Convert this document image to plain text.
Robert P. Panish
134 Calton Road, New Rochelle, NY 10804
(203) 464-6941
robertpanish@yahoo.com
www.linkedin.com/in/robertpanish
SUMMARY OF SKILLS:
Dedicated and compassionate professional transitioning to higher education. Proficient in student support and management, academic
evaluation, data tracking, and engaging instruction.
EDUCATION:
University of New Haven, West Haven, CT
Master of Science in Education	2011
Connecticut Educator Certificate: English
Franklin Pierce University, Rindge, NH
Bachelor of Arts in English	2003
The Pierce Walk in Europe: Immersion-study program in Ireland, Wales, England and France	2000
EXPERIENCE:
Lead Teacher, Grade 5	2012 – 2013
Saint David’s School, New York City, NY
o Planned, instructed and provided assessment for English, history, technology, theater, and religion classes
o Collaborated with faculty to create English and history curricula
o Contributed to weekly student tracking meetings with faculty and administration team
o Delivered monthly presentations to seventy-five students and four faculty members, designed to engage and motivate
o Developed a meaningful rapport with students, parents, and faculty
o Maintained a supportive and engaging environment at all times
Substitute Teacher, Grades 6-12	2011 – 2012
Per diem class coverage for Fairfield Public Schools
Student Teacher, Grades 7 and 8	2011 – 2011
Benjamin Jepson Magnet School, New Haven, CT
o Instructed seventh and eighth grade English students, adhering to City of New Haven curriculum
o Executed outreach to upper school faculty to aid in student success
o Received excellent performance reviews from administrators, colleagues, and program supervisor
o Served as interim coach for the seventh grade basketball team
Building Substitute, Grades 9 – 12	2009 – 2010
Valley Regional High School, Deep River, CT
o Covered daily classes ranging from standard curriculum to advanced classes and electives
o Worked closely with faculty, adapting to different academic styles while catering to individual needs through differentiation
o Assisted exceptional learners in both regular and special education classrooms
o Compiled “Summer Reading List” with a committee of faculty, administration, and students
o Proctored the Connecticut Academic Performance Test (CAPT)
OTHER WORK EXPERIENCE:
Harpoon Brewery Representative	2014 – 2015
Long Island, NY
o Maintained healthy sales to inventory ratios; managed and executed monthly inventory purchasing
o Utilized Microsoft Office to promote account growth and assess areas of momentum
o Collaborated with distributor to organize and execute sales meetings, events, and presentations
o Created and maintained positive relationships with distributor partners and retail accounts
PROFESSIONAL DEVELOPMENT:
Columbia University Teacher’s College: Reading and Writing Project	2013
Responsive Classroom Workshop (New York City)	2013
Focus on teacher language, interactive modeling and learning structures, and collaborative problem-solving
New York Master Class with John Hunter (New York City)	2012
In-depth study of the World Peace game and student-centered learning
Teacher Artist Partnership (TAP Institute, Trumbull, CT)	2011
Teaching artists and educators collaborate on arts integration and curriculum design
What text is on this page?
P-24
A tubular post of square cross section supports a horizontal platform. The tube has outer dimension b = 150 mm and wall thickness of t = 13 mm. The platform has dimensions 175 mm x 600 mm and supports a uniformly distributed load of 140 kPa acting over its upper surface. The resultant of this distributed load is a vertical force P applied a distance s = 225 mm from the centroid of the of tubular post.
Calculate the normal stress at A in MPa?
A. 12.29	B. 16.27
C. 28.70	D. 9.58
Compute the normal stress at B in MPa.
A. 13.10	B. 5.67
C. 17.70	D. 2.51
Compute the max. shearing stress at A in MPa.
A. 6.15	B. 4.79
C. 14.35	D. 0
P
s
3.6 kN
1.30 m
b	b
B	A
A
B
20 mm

════════════════

▶ _What needs to be done_
Using the material above, copy every line in which the string "Connecticut" occurs.

▶ _Output of the task_
Connecticut Educator Certificate: English
o Proctored the Connecticut Academic Performance Test (CAPT)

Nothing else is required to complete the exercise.